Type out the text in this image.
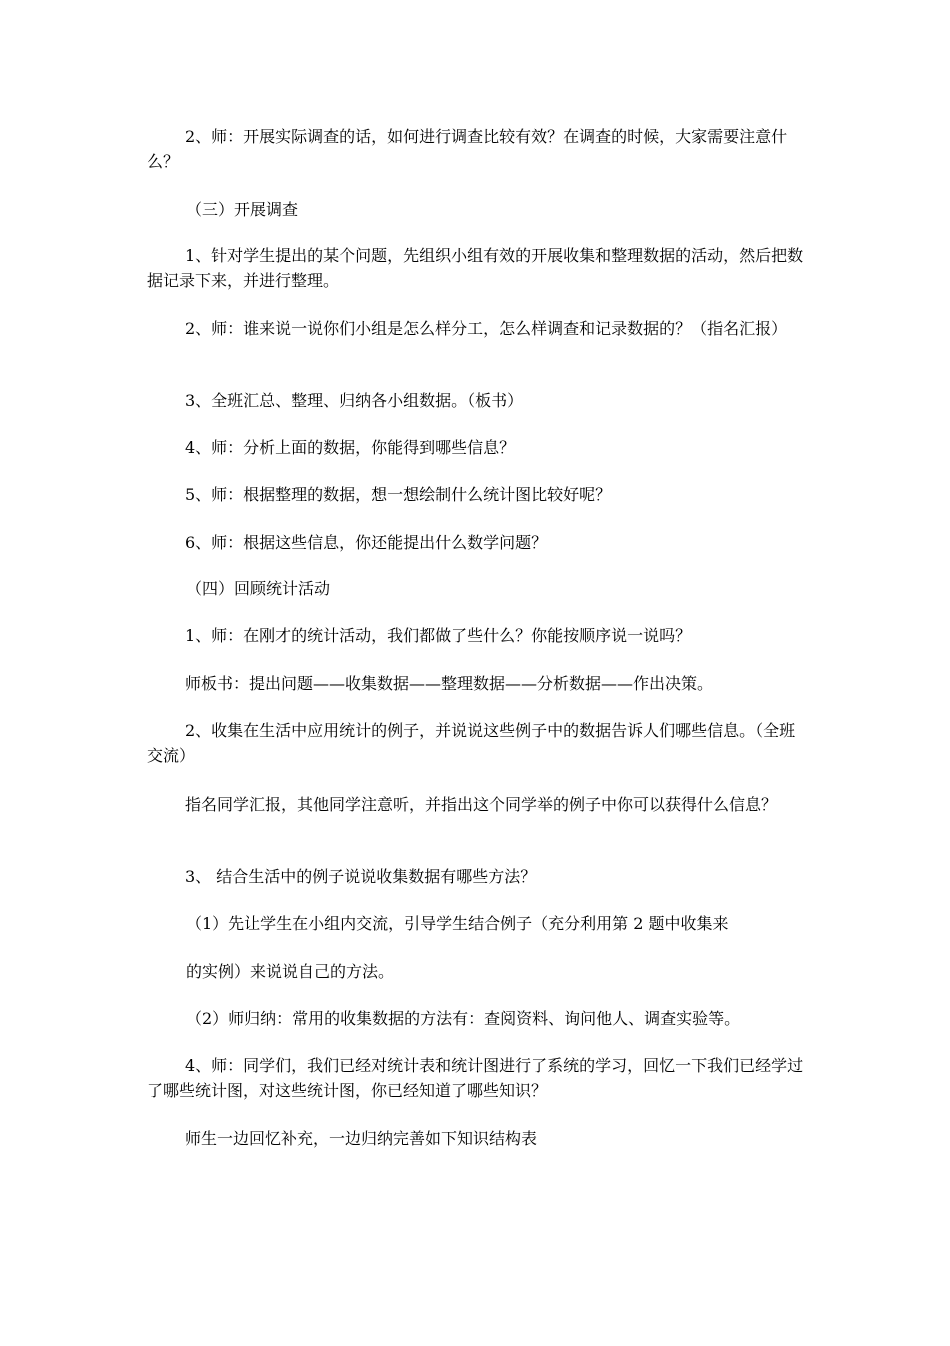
2、师：开展实际调查的话，如何进行调查比较有效？在调查的时候，大家需要注意什么？

（三）开展调查

1、针对学生提出的某个问题，先组织小组有效的开展收集和整理数据的活动，然后把数据记录下来，并进行整理。

2、师：谁来说一说你们小组是怎么样分工，怎么样调查和记录数据的？（指名汇报）

3、全班汇总、整理、归纳各小组数据。（板书）

4、师：分析上面的数据，你能得到哪些信息？

5、师：根据整理的数据，想一想绘制什么统计图比较好呢？

6、师：根据这些信息，你还能提出什么数学问题？

（四）回顾统计活动

1、师：在刚才的统计活动，我们都做了些什么？你能按顺序说一说吗？

师板书：提出问题——收集数据——整理数据——分析数据——作出决策。

2、收集在生活中应用统计的例子，并说说这些例子中的数据告诉人们哪些信息。（全班交流）

指名同学汇报，其他同学注意听，并指出这个同学举的例子中你可以获得什么信息？

3、 结合生活中的例子说说收集数据有哪些方法？

（1）先让学生在小组内交流，引导学生结合例子（充分利用第 2 题中收集来

的实例）来说说自己的方法。

（2）师归纳：常用的收集数据的方法有：查阅资料、询问他人、调查实验等。

4、师：同学们，我们已经对统计表和统计图进行了系统的学习，回忆一下我们已经学过了哪些统计图，对这些统计图，你已经知道了哪些知识？

师生一边回忆补充，一边归纳完善如下知识结构表
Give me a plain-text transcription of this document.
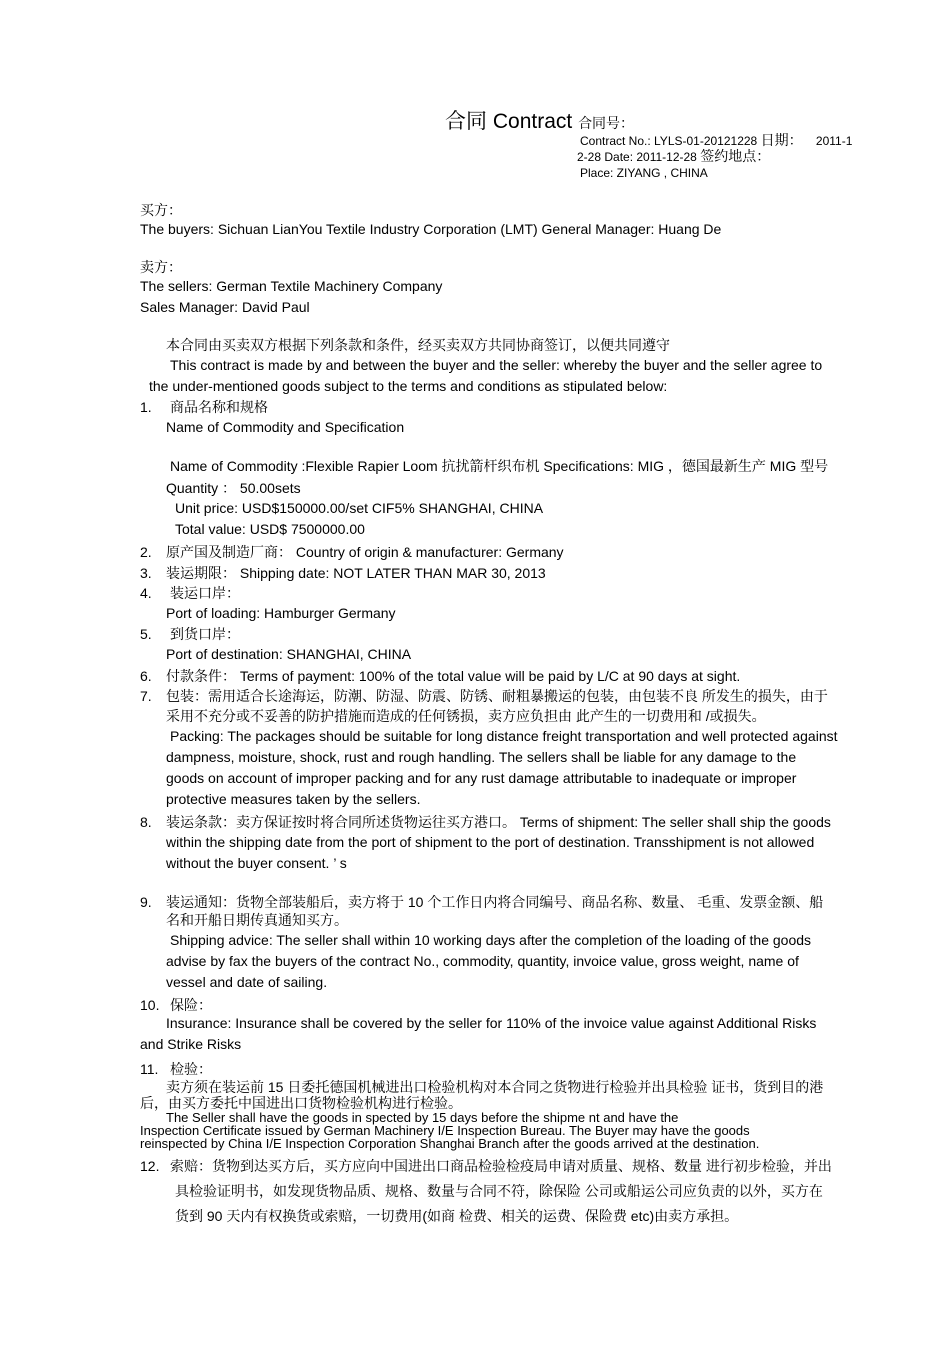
合同 Contract 合同号：
Contract No.: LYLS-01-20121228 日期： 2011-1
2-28 Date: 2011-12-28 签约地点：
Place: ZIYANG , CHINA
买方：
The buyers: Sichuan LianYou Textile Industry Corporation (LMT) General Manager: Huang De
卖方：
The sellers: German Textile Machinery Company
Sales Manager: David Paul
本合同由买卖双方根据下列条款和条件，经买卖双方共同协商签订，以便共同遵守
This contract is made by and between the buyer and the seller: whereby the buyer and the seller agree to
the under-mentioned goods subject to the terms and conditions as stipulated below:
1. 商品名称和规格
Name of Commodity and Specification
Name of Commodity :Flexible Rapier Loom 抗扰箭杆织布机 Specifications: MIG ，德国最新生产 MIG 型号
Quantity ： 50.00sets
Unit price: USD$150000.00/set CIF5% SHANGHAI, CHINA
Total value: USD$ 7500000.00
2. 原产国及制造厂商： Country of origin & manufacturer: Germany
3. 装运期限： Shipping date: NOT LATER THAN MAR 30, 2013
4. 装运口岸：
Port of loading: Hamburger Germany
5. 到货口岸：
Port of destination: SHANGHAI, CHINA
6. 付款条件： Terms of payment: 100% of the total value will be paid by L/C at 90 days at sight.
7. 包装：需用适合长途海运，防潮、防湿、防震、防锈、耐粗暴搬运的包装，由包装不良 所发生的损失，由于
采用不充分或不妥善的防护措施而造成的任何锈损，卖方应负担由 此产生的一切费用和 /或损失。
Packing: The packages should be suitable for long distance freight transportation and well protected against
dampness, moisture, shock, rust and rough handling. The sellers shall be liable for any damage to the
goods on account of improper packing and for any rust damage attributable to inadequate or improper
protective measures taken by the sellers.
8. 装运条款：卖方保证按时将合同所述货物运往买方港口。 Terms of shipment: The seller shall ship the goods
within the shipping date from the port of shipment to the port of destination. Transshipment is not allowed
without the buyer consent. ’ s
9. 装运通知：货物全部装船后，卖方将于 10 个工作日内将合同编号、商品名称、数量、 毛重、发票金额、船
名和开船日期传真通知买方。
Shipping advice: The seller shall within 10 working days after the completion of the loading of the goods
advise by fax the buyers of the contract No., commodity, quantity, invoice value, gross weight, name of
vessel and date of sailing.
10. 保险：
Insurance: Insurance shall be covered by the seller for 110% of the invoice value against Additional Risks
and Strike Risks
11. 检验：
卖方须在装运前 15 日委托德国机械进出口检验机构对本合同之货物进行检验并出具检验 证书，货到目的港
后，由买方委托中国进出口货物检验机构进行检验。
The Seller shall have the goods in spected by 15 days before the shipme nt and have the
Inspection Certificate issued by German Machinery I/E Inspection Bureau. The Buyer may have the goods
reinspected by China I/E Inspection Corporation Shanghai Branch after the goods arrived at the destination.
12. 索赔：货物到达买方后，买方应向中国进出口商品检验检疫局申请对质量、规格、数量 进行初步检验，并出
具检验证明书，如发现货物品质、规格、数量与合同不符，除保险 公司或船运公司应负责的以外，买方在
货到 90 天内有权换货或索赔，一切费用(如商 检费、相关的运费、保险费 etc)由卖方承担。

○ ○ ○ ○ ○

=== WORK REQUIRED ===
Repeat the lines above exactly, and keep every picture out.

=== OUTPUT ===
Type out the text in this image.
2、师：开展实际调查的话，如何进行调查比较有效？在调查的时候，大家需要注意什么？

（三）开展调查

1、针对学生提出的某个问题，先组织小组有效的开展收集和整理数据的活动，然后把数据记录下来，并进行整理。

2、师：谁来说一说你们小组是怎么样分工，怎么样调查和记录数据的？（指名汇报）

3、全班汇总、整理、归纳各小组数据。（板书）

4、师：分析上面的数据，你能得到哪些信息？

5、师：根据整理的数据，想一想绘制什么统计图比较好呢？

6、师：根据这些信息，你还能提出什么数学问题？

（四）回顾统计活动

1、师：在刚才的统计活动，我们都做了些什么？你能按顺序说一说吗？

师板书：提出问题——收集数据——整理数据——分析数据——作出决策。

2、收集在生活中应用统计的例子，并说说这些例子中的数据告诉人们哪些信息。（全班交流）

指名同学汇报，其他同学注意听，并指出这个同学举的例子中你可以获得什么信息？

3、 结合生活中的例子说说收集数据有哪些方法？

（1）先让学生在小组内交流，引导学生结合例子（充分利用第 2 题中收集来

的实例）来说说自己的方法。

（2）师归纳：常用的收集数据的方法有：查阅资料、询问他人、调查实验等。

4、师：同学们，我们已经对统计表和统计图进行了系统的学习，回忆一下我们已经学过了哪些统计图，对这些统计图，你已经知道了哪些知识？

师生一边回忆补充，一边归纳完善如下知识结构表
Give me a plain-text transcription of this document.
合同 Contract 合同号：
Contract No.: LYLS-01-20121228 日期： 2011-1
2-28 Date: 2011-12-28 签约地点：
Place: ZIYANG , CHINA
买方：
The buyers: Sichuan LianYou Textile Industry Corporation (LMT) General Manager: Huang De
卖方：
The sellers: German Textile Machinery Company
Sales Manager: David Paul
本合同由买卖双方根据下列条款和条件，经买卖双方共同协商签订，以便共同遵守
This contract is made by and between the buyer and the seller: whereby the buyer and the seller agree to
the under-mentioned goods subject to the terms and conditions as stipulated below:
1. 商品名称和规格
Name of Commodity and Specification
Name of Commodity :Flexible Rapier Loom 抗扰箭杆织布机 Specifications: MIG ，德国最新生产 MIG 型号
Quantity ： 50.00sets
Unit price: USD$150000.00/set CIF5% SHANGHAI, CHINA
Total value: USD$ 7500000.00
2. 原产国及制造厂商： Country of origin & manufacturer: Germany
3. 装运期限： Shipping date: NOT LATER THAN MAR 30, 2013
4. 装运口岸：
Port of loading: Hamburger Germany
5. 到货口岸：
Port of destination: SHANGHAI, CHINA
6. 付款条件： Terms of payment: 100% of the total value will be paid by L/C at 90 days at sight.
7. 包装：需用适合长途海运，防潮、防湿、防震、防锈、耐粗暴搬运的包装，由包装不良 所发生的损失，由于
采用不充分或不妥善的防护措施而造成的任何锈损，卖方应负担由 此产生的一切费用和 /或损失。
Packing: The packages should be suitable for long distance freight transportation and well protected against
dampness, moisture, shock, rust and rough handling. The sellers shall be liable for any damage to the
goods on account of improper packing and for any rust damage attributable to inadequate or improper
protective measures taken by the sellers.
8. 装运条款：卖方保证按时将合同所述货物运往买方港口。 Terms of shipment: The seller shall ship the goods
within the shipping date from the port of shipment to the port of destination. Transshipment is not allowed
without the buyer consent. ’ s
9. 装运通知：货物全部装船后，卖方将于 10 个工作日内将合同编号、商品名称、数量、 毛重、发票金额、船
名和开船日期传真通知买方。
Shipping advice: The seller shall within 10 working days after the completion of the loading of the goods
advise by fax the buyers of the contract No., commodity, quantity, invoice value, gross weight, name of
vessel and date of sailing.
10. 保险：
Insurance: Insurance shall be covered by the seller for 110% of the invoice value against Additional Risks
and Strike Risks
11. 检验：
卖方须在装运前 15 日委托德国机械进出口检验机构对本合同之货物进行检验并出具检验 证书，货到目的港
后，由买方委托中国进出口货物检验机构进行检验。
The Seller shall have the goods in spected by 15 days before the shipme nt and have the
Inspection Certificate issued by German Machinery I/E Inspection Bureau. The Buyer may have the goods
reinspected by China I/E Inspection Corporation Shanghai Branch after the goods arrived at the destination.
12. 索赔：货物到达买方后，买方应向中国进出口商品检验检疫局申请对质量、规格、数量 进行初步检验，并出
具检验证明书，如发现货物品质、规格、数量与合同不符，除保险 公司或船运公司应负责的以外，买方在
货到 90 天内有权换货或索赔，一切费用(如商 检费、相关的运费、保险费 etc)由卖方承担。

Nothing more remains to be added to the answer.